[WHAT IS ASKED]: Please switch "lumi-label" to "luminosity-label" in the listing from its first line through the line with "y-tick-label: 25: [49, 159, 69, 179]", and return only those lines with nothing else changed.

[MATERIAL FOR THE TASK]:
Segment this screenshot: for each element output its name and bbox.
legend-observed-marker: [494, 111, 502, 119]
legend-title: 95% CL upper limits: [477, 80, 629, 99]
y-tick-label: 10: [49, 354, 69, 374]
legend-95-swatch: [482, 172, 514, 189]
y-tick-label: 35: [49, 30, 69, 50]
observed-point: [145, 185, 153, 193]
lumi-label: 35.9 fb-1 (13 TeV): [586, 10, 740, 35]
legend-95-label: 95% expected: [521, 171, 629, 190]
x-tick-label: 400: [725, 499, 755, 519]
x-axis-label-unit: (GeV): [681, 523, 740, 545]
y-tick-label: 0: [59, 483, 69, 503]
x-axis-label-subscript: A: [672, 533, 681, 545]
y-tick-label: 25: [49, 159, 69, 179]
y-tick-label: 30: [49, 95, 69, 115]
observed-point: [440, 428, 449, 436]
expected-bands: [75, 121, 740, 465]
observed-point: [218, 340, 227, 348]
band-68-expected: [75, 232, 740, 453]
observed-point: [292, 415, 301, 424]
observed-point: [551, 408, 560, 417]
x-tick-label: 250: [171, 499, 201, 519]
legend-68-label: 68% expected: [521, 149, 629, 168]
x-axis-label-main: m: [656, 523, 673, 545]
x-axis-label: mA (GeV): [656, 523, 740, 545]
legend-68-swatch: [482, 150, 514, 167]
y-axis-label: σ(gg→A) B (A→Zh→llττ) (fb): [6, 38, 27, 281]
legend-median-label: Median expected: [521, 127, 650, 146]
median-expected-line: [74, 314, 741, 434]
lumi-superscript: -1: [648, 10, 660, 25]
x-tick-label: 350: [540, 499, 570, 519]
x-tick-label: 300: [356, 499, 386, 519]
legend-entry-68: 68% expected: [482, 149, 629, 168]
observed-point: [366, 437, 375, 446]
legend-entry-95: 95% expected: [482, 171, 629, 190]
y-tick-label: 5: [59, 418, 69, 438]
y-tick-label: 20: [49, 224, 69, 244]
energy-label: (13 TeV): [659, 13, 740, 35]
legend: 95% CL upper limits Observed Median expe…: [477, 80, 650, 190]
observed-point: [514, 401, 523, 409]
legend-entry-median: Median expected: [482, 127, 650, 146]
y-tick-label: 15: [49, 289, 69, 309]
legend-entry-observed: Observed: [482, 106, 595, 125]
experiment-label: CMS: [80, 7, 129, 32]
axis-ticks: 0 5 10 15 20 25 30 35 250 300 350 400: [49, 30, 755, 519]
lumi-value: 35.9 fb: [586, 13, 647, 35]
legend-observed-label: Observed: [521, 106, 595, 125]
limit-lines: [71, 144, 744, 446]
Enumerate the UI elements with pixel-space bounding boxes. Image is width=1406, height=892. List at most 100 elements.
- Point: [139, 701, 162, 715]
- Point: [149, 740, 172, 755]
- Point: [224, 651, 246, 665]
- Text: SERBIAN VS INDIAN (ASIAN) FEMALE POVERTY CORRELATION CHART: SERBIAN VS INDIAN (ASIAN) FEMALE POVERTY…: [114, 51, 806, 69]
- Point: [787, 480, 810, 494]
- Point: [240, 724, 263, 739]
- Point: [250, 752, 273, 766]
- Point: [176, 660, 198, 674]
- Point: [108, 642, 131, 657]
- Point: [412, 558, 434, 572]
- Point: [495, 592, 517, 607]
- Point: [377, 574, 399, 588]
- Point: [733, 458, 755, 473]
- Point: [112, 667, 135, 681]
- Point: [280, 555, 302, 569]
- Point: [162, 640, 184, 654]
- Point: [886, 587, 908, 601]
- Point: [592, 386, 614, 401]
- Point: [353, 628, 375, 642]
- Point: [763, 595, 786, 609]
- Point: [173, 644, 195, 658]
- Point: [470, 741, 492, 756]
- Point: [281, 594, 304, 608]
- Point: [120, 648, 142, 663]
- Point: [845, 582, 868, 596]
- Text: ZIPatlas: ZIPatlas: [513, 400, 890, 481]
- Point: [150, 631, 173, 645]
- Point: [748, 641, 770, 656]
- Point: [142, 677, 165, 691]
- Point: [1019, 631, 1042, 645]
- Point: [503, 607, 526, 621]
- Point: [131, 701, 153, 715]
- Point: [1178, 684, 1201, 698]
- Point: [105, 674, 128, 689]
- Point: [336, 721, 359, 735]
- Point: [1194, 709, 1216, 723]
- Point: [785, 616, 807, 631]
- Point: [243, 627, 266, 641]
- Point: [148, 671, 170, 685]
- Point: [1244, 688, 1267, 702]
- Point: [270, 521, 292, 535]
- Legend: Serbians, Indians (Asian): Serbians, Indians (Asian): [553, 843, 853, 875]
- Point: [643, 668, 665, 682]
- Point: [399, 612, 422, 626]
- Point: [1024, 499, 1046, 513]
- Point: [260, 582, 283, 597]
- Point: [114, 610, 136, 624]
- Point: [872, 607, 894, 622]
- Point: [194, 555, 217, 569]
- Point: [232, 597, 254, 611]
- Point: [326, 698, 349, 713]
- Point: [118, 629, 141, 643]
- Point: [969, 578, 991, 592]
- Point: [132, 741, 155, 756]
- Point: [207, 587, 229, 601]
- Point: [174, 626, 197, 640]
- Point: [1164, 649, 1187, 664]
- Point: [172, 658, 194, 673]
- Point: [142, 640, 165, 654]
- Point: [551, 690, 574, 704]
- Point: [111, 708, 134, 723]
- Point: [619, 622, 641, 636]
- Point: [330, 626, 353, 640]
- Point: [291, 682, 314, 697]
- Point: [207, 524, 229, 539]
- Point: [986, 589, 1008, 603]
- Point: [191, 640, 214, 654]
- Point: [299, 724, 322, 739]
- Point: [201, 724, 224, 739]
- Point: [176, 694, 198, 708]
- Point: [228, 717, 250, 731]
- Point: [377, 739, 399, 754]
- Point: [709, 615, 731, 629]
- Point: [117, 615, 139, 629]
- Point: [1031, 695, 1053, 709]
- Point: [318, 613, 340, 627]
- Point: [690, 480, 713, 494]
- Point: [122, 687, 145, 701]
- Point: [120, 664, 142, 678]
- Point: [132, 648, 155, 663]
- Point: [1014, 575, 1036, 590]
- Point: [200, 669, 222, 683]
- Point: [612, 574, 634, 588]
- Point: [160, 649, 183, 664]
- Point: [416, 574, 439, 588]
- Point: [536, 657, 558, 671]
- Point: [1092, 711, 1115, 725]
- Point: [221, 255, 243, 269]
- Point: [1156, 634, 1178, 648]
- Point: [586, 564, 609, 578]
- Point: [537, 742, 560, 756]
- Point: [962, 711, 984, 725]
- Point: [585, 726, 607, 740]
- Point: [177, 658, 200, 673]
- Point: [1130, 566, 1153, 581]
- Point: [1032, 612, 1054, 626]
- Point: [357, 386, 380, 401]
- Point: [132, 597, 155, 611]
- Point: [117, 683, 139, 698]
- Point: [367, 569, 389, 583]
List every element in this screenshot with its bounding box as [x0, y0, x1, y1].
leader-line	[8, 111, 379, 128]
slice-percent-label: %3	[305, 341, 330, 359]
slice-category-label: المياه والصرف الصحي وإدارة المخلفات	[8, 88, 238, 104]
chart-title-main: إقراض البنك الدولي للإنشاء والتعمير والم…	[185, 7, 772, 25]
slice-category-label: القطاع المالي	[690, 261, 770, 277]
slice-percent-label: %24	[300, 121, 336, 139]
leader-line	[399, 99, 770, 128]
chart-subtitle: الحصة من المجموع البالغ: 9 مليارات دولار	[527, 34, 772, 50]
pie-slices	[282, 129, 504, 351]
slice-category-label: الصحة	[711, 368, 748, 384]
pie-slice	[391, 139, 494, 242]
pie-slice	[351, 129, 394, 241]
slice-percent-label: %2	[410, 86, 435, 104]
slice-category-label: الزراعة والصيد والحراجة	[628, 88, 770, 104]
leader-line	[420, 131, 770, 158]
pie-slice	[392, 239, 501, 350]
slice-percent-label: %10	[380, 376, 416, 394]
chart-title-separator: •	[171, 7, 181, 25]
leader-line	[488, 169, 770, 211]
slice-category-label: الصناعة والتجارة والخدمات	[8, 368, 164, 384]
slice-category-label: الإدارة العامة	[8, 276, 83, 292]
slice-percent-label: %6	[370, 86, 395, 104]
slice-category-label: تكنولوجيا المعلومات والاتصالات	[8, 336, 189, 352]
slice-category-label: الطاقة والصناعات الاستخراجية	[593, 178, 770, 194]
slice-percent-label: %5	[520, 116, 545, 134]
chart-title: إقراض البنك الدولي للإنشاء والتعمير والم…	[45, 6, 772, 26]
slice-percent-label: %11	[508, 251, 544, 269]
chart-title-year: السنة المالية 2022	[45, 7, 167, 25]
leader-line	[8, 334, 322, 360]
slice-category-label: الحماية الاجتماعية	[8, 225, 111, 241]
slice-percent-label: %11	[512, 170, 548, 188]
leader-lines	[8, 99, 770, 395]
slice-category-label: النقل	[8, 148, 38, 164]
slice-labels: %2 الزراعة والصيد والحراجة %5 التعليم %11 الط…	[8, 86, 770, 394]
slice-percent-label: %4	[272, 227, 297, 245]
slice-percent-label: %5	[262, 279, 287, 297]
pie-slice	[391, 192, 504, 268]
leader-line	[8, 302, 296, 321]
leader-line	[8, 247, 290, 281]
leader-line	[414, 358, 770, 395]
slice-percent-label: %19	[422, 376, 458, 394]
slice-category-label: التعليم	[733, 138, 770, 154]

[SOLUTION TO THIS TASK]:
Segment this screenshot: for each element output its name and bbox.
legend-observed-marker: [494, 111, 502, 119]
legend-title: 95% CL upper limits: [477, 80, 629, 99]
y-tick-label: 10: [49, 354, 69, 374]
legend-95-swatch: [482, 172, 514, 189]
y-tick-label: 35: [49, 30, 69, 50]
observed-point: [145, 185, 153, 193]
luminosity-label: 35.9 fb-1 (13 TeV): [586, 10, 740, 35]
legend-95-label: 95% expected: [521, 171, 629, 190]
x-tick-label: 400: [725, 499, 755, 519]
x-axis-label-unit: (GeV): [681, 523, 740, 545]
y-tick-label: 0: [59, 483, 69, 503]
x-axis-label-subscript: A: [672, 533, 681, 545]
y-tick-label: 25: [49, 159, 69, 179]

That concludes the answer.